_Directions for this task_. Each line that follows should be printed again exactly as it stands.

_Data shown_.

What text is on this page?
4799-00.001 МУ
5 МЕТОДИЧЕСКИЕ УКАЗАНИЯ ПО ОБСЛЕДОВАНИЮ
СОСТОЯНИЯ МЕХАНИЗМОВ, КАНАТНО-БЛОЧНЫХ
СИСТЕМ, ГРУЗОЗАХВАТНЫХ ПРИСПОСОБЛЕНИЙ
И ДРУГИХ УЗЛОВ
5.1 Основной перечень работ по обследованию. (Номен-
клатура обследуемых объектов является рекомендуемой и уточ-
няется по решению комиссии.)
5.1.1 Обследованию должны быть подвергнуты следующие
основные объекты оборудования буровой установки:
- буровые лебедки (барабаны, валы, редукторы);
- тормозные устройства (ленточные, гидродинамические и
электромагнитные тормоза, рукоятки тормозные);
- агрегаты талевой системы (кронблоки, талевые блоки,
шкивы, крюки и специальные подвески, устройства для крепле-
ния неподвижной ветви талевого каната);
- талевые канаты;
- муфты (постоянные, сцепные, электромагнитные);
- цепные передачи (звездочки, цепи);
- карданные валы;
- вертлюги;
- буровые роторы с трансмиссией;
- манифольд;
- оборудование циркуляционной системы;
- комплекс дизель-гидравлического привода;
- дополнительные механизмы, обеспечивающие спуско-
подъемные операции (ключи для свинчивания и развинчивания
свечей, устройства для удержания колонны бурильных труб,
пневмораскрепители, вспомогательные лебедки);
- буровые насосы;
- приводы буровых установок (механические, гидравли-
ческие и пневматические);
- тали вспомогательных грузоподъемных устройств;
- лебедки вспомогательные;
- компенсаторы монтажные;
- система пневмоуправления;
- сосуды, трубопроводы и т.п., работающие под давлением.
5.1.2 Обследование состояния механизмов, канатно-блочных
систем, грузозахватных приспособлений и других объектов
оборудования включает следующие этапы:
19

_Complete response_.
What text is on this page?
4799-00.001 МУ
5 МЕТОДИЧЕСКИЕ УКАЗАНИЯ ПО ОБСЛЕДОВАНИЮ
СОСТОЯНИЯ МЕХАНИЗМОВ, КАНАТНО-БЛОЧНЫХ
СИСТЕМ, ГРУЗОЗАХВАТНЫХ ПРИСПОСОБЛЕНИЙ
И ДРУГИХ УЗЛОВ
5.1 Основной перечень работ по обследованию. (Номен-
клатура обследуемых объектов является рекомендуемой и уточ-
няется по решению комиссии.)
5.1.1 Обследованию должны быть подвергнуты следующие
основные объекты оборудования буровой установки:
- буровые лебедки (барабаны, валы, редукторы);
- тормозные устройства (ленточные, гидродинамические и
электромагнитные тормоза, рукоятки тормозные);
- агрегаты талевой системы (кронблоки, талевые блоки,
шкивы, крюки и специальные подвески, устройства для крепле-
ния неподвижной ветви талевого каната);
- талевые канаты;
- муфты (постоянные, сцепные, электромагнитные);
- цепные передачи (звездочки, цепи);
- карданные валы;
- вертлюги;
- буровые роторы с трансмиссией;
- манифольд;
- оборудование циркуляционной системы;
- комплекс дизель-гидравлического привода;
- дополнительные механизмы, обеспечивающие спуско-
подъемные операции (ключи для свинчивания и развинчивания
свечей, устройства для удержания колонны бурильных труб,
пневмораскрепители, вспомогательные лебедки);
- буровые насосы;
- приводы буровых установок (механические, гидравли-
ческие и пневматические);
- тали вспомогательных грузоподъемных устройств;
- лебедки вспомогательные;
- компенсаторы монтажные;
- система пневмоуправления;
- сосуды, трубопроводы и т.п., работающие под давлением.
5.1.2 Обследование состояния механизмов, канатно-блочных
систем, грузозахватных приспособлений и других объектов
оборудования включает следующие этапы:
19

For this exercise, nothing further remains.